Stored records:
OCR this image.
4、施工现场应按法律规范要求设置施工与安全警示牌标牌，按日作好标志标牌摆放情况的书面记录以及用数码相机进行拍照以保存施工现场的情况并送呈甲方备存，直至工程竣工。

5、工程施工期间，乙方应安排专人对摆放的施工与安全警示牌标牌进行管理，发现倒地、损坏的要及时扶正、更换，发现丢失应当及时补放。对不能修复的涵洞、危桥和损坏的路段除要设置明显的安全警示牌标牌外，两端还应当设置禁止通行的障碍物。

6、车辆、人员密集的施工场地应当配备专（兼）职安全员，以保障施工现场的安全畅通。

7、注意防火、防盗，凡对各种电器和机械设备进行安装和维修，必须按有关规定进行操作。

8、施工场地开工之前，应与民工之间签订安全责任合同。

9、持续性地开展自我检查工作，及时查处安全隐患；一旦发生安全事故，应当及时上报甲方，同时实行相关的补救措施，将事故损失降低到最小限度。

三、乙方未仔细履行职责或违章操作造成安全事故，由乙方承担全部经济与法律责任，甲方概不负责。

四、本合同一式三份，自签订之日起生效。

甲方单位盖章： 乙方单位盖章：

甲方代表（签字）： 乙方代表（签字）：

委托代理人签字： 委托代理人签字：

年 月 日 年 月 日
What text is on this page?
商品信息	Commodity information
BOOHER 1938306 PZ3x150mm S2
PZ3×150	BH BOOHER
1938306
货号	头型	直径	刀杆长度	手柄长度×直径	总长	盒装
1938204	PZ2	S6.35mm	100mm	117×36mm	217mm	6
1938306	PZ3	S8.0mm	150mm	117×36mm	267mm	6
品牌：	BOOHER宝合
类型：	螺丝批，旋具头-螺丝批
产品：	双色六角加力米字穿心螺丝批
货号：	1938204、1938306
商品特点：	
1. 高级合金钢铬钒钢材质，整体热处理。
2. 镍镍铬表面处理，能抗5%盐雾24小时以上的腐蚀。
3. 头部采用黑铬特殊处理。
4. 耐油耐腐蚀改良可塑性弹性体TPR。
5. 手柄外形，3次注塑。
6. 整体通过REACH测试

The exercise:
In the records, locate each line holding the string "this" and copy it.

Exercise output:
OCR this image.
What text is on this page?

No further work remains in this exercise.